Collection entries:
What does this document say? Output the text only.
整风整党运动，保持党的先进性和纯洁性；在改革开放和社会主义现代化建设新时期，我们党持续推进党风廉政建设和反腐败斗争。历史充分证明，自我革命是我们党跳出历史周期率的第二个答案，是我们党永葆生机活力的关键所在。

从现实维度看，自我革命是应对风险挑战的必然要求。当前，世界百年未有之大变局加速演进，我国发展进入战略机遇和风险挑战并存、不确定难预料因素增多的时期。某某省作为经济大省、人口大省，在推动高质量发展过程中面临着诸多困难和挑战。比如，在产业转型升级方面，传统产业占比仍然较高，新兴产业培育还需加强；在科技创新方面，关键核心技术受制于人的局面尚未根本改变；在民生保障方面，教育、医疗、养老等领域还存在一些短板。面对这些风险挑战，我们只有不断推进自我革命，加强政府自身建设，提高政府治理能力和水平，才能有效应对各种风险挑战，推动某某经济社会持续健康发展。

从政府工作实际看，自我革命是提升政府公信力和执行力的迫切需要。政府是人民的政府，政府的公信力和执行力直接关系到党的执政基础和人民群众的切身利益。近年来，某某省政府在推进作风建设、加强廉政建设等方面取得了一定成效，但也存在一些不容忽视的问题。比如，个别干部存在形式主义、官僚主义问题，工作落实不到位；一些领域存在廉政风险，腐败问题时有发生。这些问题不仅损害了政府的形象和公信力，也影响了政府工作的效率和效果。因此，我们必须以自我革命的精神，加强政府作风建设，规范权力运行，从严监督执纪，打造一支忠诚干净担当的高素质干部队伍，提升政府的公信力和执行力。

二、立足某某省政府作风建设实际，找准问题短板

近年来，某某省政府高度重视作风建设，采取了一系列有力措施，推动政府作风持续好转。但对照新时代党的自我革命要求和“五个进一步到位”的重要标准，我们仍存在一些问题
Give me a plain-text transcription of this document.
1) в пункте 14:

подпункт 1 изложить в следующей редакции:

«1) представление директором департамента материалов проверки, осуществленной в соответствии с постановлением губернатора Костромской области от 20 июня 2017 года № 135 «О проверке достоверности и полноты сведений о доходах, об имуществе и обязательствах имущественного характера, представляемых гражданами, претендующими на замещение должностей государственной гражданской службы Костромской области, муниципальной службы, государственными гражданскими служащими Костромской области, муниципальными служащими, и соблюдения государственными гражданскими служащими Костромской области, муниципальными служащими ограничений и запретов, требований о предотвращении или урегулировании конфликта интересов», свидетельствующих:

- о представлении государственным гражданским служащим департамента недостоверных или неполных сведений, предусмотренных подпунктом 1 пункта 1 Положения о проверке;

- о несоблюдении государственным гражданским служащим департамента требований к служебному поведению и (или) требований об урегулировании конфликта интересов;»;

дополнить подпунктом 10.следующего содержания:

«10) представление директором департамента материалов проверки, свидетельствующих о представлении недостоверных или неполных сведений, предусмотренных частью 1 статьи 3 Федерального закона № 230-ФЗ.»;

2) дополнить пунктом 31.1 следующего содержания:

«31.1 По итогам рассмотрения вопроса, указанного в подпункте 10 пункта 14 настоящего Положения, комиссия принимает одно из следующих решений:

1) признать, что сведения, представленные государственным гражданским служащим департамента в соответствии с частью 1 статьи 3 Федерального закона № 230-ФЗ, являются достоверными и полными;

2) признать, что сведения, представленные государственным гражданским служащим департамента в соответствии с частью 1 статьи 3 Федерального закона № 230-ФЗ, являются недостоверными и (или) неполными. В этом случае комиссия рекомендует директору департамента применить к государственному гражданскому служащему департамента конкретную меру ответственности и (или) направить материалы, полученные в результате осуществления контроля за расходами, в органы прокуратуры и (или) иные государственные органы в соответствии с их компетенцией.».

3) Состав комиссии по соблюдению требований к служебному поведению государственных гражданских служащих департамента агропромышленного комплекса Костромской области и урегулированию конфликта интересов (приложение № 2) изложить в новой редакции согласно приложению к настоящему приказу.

Written instruction:
Print the entries exactly. Include every one.

Response for this exercise:
What does this document say? Output the text only.
整风整党运动，保持党的先进性和纯洁性；在改革开放和社会主义现代化建设新时期，我们党持续推进党风廉政建设和反腐败斗争。历史充分证明，自我革命是我们党跳出历史周期率的第二个答案，是我们党永葆生机活力的关键所在。

从现实维度看，自我革命是应对风险挑战的必然要求。当前，世界百年未有之大变局加速演进，我国发展进入战略机遇和风险挑战并存、不确定难预料因素增多的时期。某某省作为经济大省、人口大省，在推动高质量发展过程中面临着诸多困难和挑战。比如，在产业转型升级方面，传统产业占比仍然较高，新兴产业培育还需加强；在科技创新方面，关键核心技术受制于人的局面尚未根本改变；在民生保障方面，教育、医疗、养老等领域还存在一些短板。面对这些风险挑战，我们只有不断推进自我革命，加强政府自身建设，提高政府治理能力和水平，才能有效应对各种风险挑战，推动某某经济社会持续健康发展。

从政府工作实际看，自我革命是提升政府公信力和执行力的迫切需要。政府是人民的政府，政府的公信力和执行力直接关系到党的执政基础和人民群众的切身利益。近年来，某某省政府在推进作风建设、加强廉政建设等方面取得了一定成效，但也存在一些不容忽视的问题。比如，个别干部存在形式主义、官僚主义问题，工作落实不到位；一些领域存在廉政风险，腐败问题时有发生。这些问题不仅损害了政府的形象和公信力，也影响了政府工作的效率和效果。因此，我们必须以自我革命的精神，加强政府作风建设，规范权力运行，从严监督执纪，打造一支忠诚干净担当的高素质干部队伍，提升政府的公信力和执行力。

二、立足某某省政府作风建设实际，找准问题短板

近年来，某某省政府高度重视作风建设，采取了一系列有力措施，推动政府作风持续好转。但对照新时代党的自我革命要求和“五个进一步到位”的重要标准，我们仍存在一些问题
Give me a plain-text transcription of this document.
1) в пункте 14:

подпункт 1 изложить в следующей редакции:

«1) представление директором департамента материалов проверки, осуществленной в соответствии с постановлением губернатора Костромской области от 20 июня 2017 года № 135 «О проверке достоверности и полноты сведений о доходах, об имуществе и обязательствах имущественного характера, представляемых гражданами, претендующими на замещение должностей государственной гражданской службы Костромской области, муниципальной службы, государственными гражданскими служащими Костромской области, муниципальными служащими, и соблюдения государственными гражданскими служащими Костромской области, муниципальными служащими ограничений и запретов, требований о предотвращении или урегулировании конфликта интересов», свидетельствующих:

- о представлении государственным гражданским служащим департамента недостоверных или неполных сведений, предусмотренных подпунктом 1 пункта 1 Положения о проверке;

- о несоблюдении государственным гражданским служащим департамента требований к служебному поведению и (или) требований об урегулировании конфликта интересов;»;

дополнить подпунктом 10.следующего содержания:

«10) представление директором департамента материалов проверки, свидетельствующих о представлении недостоверных или неполных сведений, предусмотренных частью 1 статьи 3 Федерального закона № 230-ФЗ.»;

2) дополнить пунктом 31.1 следующего содержания:

«31.1 По итогам рассмотрения вопроса, указанного в подпункте 10 пункта 14 настоящего Положения, комиссия принимает одно из следующих решений:

1) признать, что сведения, представленные государственным гражданским служащим департамента в соответствии с частью 1 статьи 3 Федерального закона № 230-ФЗ, являются достоверными и полными;

2) признать, что сведения, представленные государственным гражданским служащим департамента в соответствии с частью 1 статьи 3 Федерального закона № 230-ФЗ, являются недостоверными и (или) неполными. В этом случае комиссия рекомендует директору департамента применить к государственному гражданскому служащему департамента конкретную меру ответственности и (или) направить материалы, полученные в результате осуществления контроля за расходами, в органы прокуратуры и (или) иные государственные органы в соответствии с их компетенцией.».

3) Состав комиссии по соблюдению требований к служебному поведению государственных гражданских служащих департамента агропромышленного комплекса Костромской области и урегулированию конфликта интересов (приложение № 2) изложить в новой редакции согласно приложению к настоящему приказу.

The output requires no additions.